Goal of the exercise » Copy every one of the items below line for line without changing a single character, and omit the pictures from your copy.

Records supplied »

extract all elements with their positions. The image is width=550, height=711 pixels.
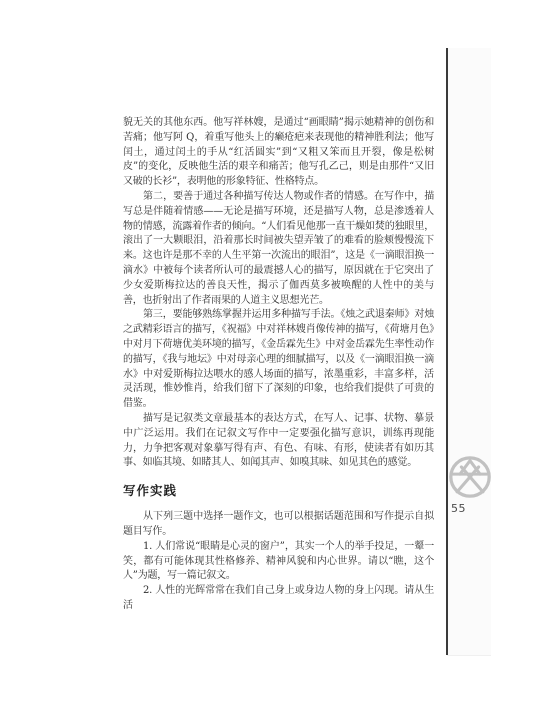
text-column: 貌无关的其他东西。他写祥林嫂，是通过“画眼睛”揭示她精神的创伤和苦痛；他写阿 Q… xyxy=(123,116,434,614)
practice-intro: 从下列三题中选择一题作文，也可以根据话题范围和写作提示自拟题目写作。 xyxy=(123,510,434,540)
section-heading-writing-practice: 写作实践 xyxy=(123,483,434,499)
page-edge-strip xyxy=(447,48,491,656)
page-number: 55 xyxy=(451,502,466,515)
practice-item-2: 2. 人性的光辉常常在我们自己身上或身边人物的身上闪现。请从生活 xyxy=(123,584,434,614)
body-paragraph-third-point: 第三，要能够熟练掌握并运用多种描写手法。《烛之武退秦师》对烛之武精彩语言的描写，… xyxy=(123,308,434,412)
page-margin-divider xyxy=(446,48,448,655)
body-paragraph-summary: 描写是记叙类文章最基本的表达方式，在写人、记事、状物、摹景中广泛运用。我们在记叙… xyxy=(123,412,434,471)
book-page: 貌无关的其他东西。他写祥林嫂，是通过“画眼睛”揭示她精神的创伤和苦痛；他写阿 Q… xyxy=(0,0,550,711)
wen-character-circle-logo-icon xyxy=(447,453,493,501)
practice-item-1: 1. 人们常说“眼睛是心灵的窗户”，其实一个人的举手投足，一颦一笑，都有可能体现… xyxy=(123,540,434,584)
body-paragraph-second-point: 第二，要善于通过各种描写传达人物或作者的情感。在写作中，描写总是伴随着情感——无… xyxy=(123,190,434,308)
body-paragraph-continuation: 貌无关的其他东西。他写祥林嫂，是通过“画眼睛”揭示她精神的创伤和苦痛；他写阿 Q… xyxy=(123,116,434,190)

Task solution »
extract all elements with their positions. The image is width=550, height=711 pixels.
text-column: 貌无关的其他东西。他写祥林嫂，是通过“画眼睛”揭示她精神的创伤和苦痛；他写阿 Q… xyxy=(123,116,434,614)
practice-intro: 从下列三题中选择一题作文，也可以根据话题范围和写作提示自拟题目写作。 xyxy=(123,510,434,540)
section-heading-writing-practice: 写作实践 xyxy=(123,483,434,499)
page-edge-strip xyxy=(447,48,491,656)
page-number: 55 xyxy=(451,502,466,515)
practice-item-2: 2. 人性的光辉常常在我们自己身上或身边人物的身上闪现。请从生活 xyxy=(123,584,434,614)
body-paragraph-third-point: 第三，要能够熟练掌握并运用多种描写手法。《烛之武退秦师》对烛之武精彩语言的描写，… xyxy=(123,308,434,412)
page-margin-divider xyxy=(446,48,448,655)
body-paragraph-summary: 描写是记叙类文章最基本的表达方式，在写人、记事、状物、摹景中广泛运用。我们在记叙… xyxy=(123,412,434,471)
book-page: 貌无关的其他东西。他写祥林嫂，是通过“画眼睛”揭示她精神的创伤和苦痛；他写阿 Q… xyxy=(0,0,550,711)
wen-character-circle-logo-icon xyxy=(447,453,493,501)
practice-item-1: 1. 人们常说“眼睛是心灵的窗户”，其实一个人的举手投足，一颦一笑，都有可能体现… xyxy=(123,540,434,584)
body-paragraph-second-point: 第二，要善于通过各种描写传达人物或作者的情感。在写作中，描写总是伴随着情感——无… xyxy=(123,190,434,308)
body-paragraph-continuation: 貌无关的其他东西。他写祥林嫂，是通过“画眼睛”揭示她精神的创伤和苦痛；他写阿 Q… xyxy=(123,116,434,190)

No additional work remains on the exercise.